Segment Start: INFORMATION PROVIDED

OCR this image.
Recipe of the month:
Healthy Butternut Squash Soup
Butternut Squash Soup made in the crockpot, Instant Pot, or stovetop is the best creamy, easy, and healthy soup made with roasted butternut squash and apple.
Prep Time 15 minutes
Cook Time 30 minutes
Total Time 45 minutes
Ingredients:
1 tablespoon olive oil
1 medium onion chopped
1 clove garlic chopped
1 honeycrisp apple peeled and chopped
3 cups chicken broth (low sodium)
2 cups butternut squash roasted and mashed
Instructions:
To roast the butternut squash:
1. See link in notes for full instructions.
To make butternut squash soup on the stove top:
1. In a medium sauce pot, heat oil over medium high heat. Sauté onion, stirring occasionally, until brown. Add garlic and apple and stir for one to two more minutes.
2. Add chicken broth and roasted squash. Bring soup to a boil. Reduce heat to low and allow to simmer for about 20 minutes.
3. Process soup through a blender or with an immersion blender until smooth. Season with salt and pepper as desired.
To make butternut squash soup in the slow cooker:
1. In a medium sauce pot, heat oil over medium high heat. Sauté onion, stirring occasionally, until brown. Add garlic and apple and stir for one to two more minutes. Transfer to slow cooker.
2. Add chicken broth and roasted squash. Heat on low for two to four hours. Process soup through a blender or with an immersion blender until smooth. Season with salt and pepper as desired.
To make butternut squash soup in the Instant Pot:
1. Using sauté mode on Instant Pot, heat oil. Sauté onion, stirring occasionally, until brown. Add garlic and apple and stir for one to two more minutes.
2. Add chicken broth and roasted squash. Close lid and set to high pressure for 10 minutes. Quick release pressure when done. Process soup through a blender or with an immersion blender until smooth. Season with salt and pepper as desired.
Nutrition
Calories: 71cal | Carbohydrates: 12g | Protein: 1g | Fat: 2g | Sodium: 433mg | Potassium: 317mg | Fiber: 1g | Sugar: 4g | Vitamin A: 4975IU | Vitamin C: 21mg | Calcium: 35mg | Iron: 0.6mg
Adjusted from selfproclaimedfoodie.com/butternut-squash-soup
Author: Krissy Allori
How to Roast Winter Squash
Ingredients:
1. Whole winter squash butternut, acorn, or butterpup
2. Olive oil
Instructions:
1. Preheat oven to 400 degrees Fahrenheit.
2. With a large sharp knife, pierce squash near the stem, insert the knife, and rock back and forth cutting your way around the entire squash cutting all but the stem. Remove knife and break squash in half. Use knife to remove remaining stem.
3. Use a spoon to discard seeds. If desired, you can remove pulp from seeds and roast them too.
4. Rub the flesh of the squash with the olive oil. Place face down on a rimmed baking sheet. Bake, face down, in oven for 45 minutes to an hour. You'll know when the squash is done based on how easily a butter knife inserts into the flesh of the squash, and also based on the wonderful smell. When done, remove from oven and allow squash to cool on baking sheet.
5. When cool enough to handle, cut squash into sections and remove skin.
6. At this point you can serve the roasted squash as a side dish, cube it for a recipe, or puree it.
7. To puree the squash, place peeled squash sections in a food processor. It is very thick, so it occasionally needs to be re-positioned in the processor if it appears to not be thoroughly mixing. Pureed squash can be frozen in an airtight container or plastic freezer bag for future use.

Segment End: INFORMATION PROVIDED

### YOUR INSTRUCTIONS
Print the data above exactly as it reads.

### EXERCISE SOLUTION
OCR this image.
Recipe of the month:
Healthy Butternut Squash Soup
Butternut Squash Soup made in the crockpot, Instant Pot, or stovetop is the best creamy, easy, and healthy soup made with roasted butternut squash and apple.
Prep Time 15 minutes
Cook Time 30 minutes
Total Time 45 minutes
Ingredients:
1 tablespoon olive oil
1 medium onion chopped
1 clove garlic chopped
1 honeycrisp apple peeled and chopped
3 cups chicken broth (low sodium)
2 cups butternut squash roasted and mashed
Instructions:
To roast the butternut squash:
1. See link in notes for full instructions.
To make butternut squash soup on the stove top:
1. In a medium sauce pot, heat oil over medium high heat. Sauté onion, stirring occasionally, until brown. Add garlic and apple and stir for one to two more minutes.
2. Add chicken broth and roasted squash. Bring soup to a boil. Reduce heat to low and allow to simmer for about 20 minutes.
3. Process soup through a blender or with an immersion blender until smooth. Season with salt and pepper as desired.
To make butternut squash soup in the slow cooker:
1. In a medium sauce pot, heat oil over medium high heat. Sauté onion, stirring occasionally, until brown. Add garlic and apple and stir for one to two more minutes. Transfer to slow cooker.
2. Add chicken broth and roasted squash. Heat on low for two to four hours. Process soup through a blender or with an immersion blender until smooth. Season with salt and pepper as desired.
To make butternut squash soup in the Instant Pot:
1. Using sauté mode on Instant Pot, heat oil. Sauté onion, stirring occasionally, until brown. Add garlic and apple and stir for one to two more minutes.
2. Add chicken broth and roasted squash. Close lid and set to high pressure for 10 minutes. Quick release pressure when done. Process soup through a blender or with an immersion blender until smooth. Season with salt and pepper as desired.
Nutrition
Calories: 71cal | Carbohydrates: 12g | Protein: 1g | Fat: 2g | Sodium: 433mg | Potassium: 317mg | Fiber: 1g | Sugar: 4g | Vitamin A: 4975IU | Vitamin C: 21mg | Calcium: 35mg | Iron: 0.6mg
Adjusted from selfproclaimedfoodie.com/butternut-squash-soup
Author: Krissy Allori
How to Roast Winter Squash
Ingredients:
1. Whole winter squash butternut, acorn, or butterpup
2. Olive oil
Instructions:
1. Preheat oven to 400 degrees Fahrenheit.
2. With a large sharp knife, pierce squash near the stem, insert the knife, and rock back and forth cutting your way around the entire squash cutting all but the stem. Remove knife and break squash in half. Use knife to remove remaining stem.
3. Use a spoon to discard seeds. If desired, you can remove pulp from seeds and roast them too.
4. Rub the flesh of the squash with the olive oil. Place face down on a rimmed baking sheet. Bake, face down, in oven for 45 minutes to an hour. You'll know when the squash is done based on how easily a butter knife inserts into the flesh of the squash, and also based on the wonderful smell. When done, remove from oven and allow squash to cool on baking sheet.
5. When cool enough to handle, cut squash into sections and remove skin.
6. At this point you can serve the roasted squash as a side dish, cube it for a recipe, or puree it.
7. To puree the squash, place peeled squash sections in a food processor. It is very thick, so it occasionally needs to be re-positioned in the processor if it appears to not be thoroughly mixing. Pureed squash can be frozen in an airtight container or plastic freezer bag for future use.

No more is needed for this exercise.